Find the lines below that contain the string "دامنه". Copy each one.
————
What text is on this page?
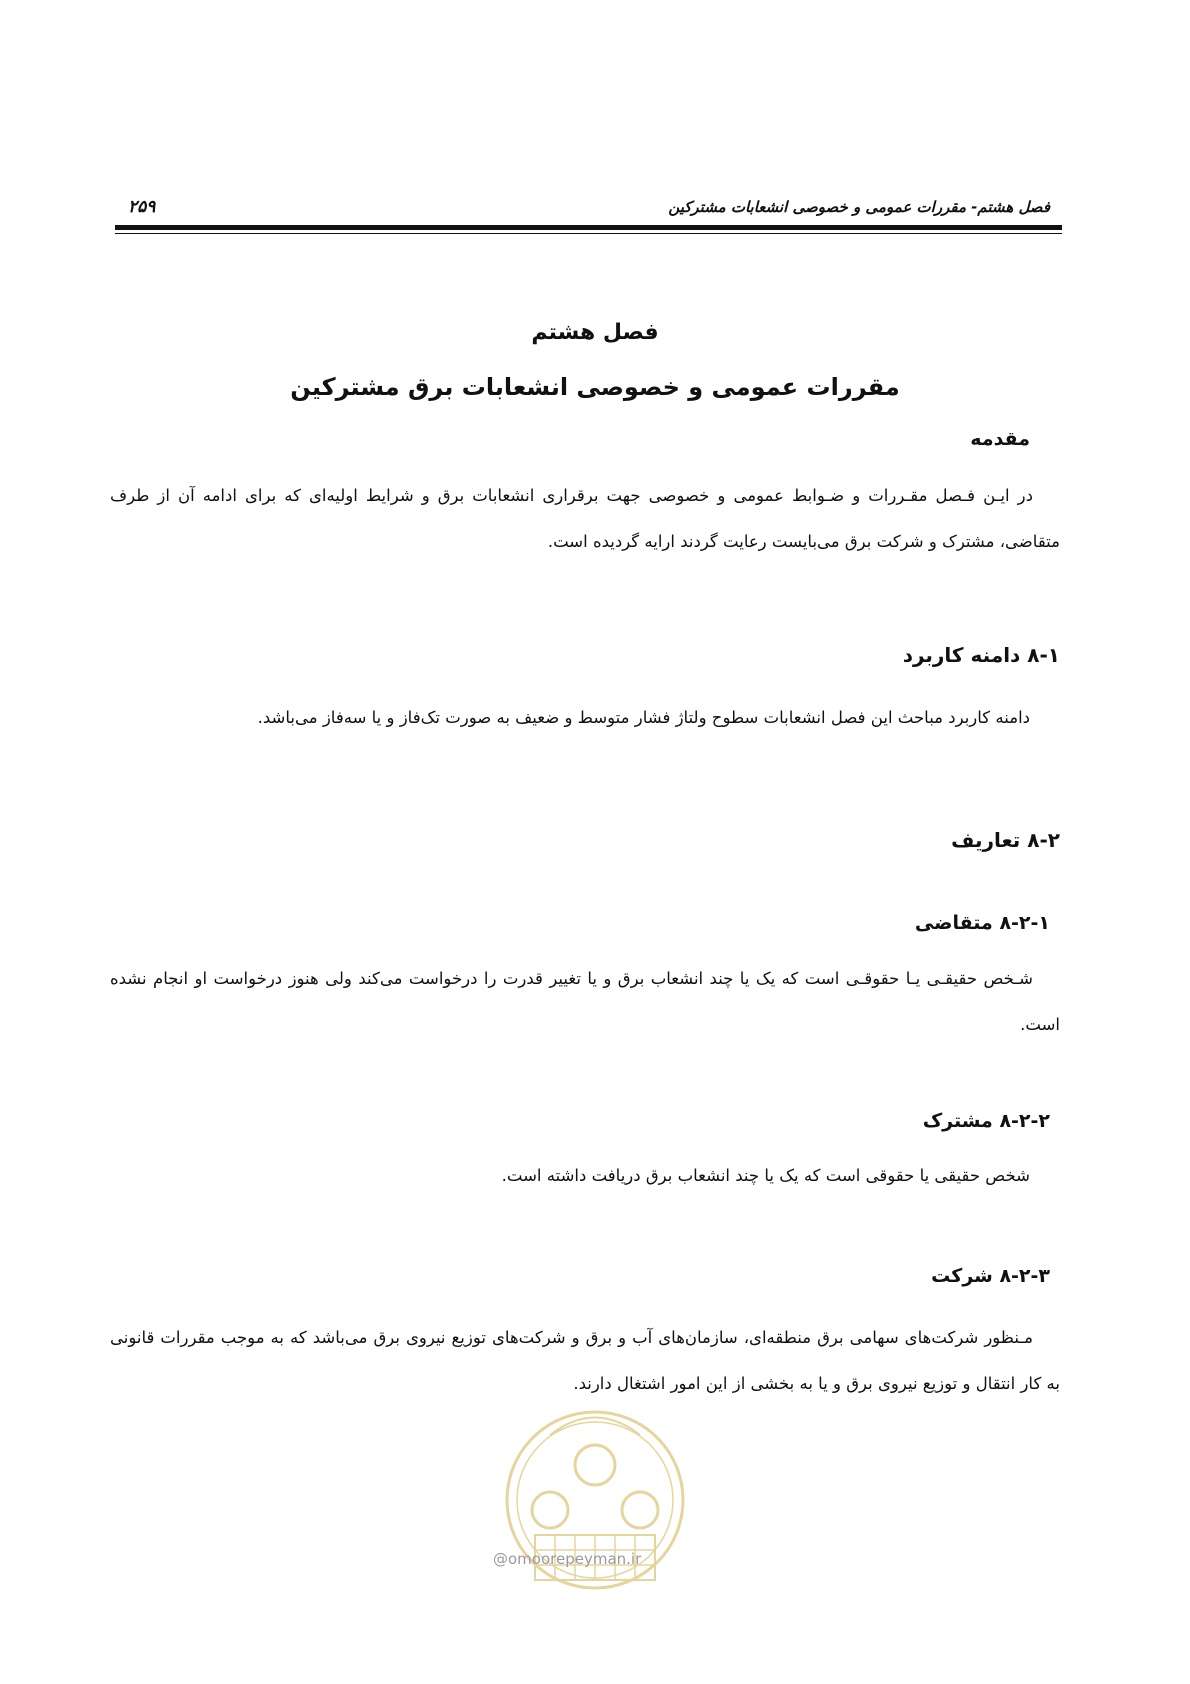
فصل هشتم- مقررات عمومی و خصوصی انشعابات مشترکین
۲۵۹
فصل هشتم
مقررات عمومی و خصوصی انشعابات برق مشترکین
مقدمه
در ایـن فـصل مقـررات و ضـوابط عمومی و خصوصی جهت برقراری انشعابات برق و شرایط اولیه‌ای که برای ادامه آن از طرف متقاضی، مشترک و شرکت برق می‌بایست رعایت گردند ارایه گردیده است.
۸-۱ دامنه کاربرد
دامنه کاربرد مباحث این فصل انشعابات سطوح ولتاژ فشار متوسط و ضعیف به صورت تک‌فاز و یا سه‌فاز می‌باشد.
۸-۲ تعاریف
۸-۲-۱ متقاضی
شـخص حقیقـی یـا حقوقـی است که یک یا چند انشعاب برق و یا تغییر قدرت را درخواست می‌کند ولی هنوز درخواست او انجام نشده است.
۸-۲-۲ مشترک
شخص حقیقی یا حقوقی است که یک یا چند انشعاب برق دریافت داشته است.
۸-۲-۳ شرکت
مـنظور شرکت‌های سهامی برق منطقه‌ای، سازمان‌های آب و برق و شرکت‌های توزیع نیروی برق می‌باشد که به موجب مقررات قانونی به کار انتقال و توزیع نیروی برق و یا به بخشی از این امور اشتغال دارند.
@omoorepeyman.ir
————
TASK RESULT ->
۸-۱ دامنه کاربرد
دامنه کاربرد مباحث این فصل انشعابات سطوح ولتاژ فشار متوسط و ضعیف به صورت تک‌فاز و یا سه‌فاز می‌باشد.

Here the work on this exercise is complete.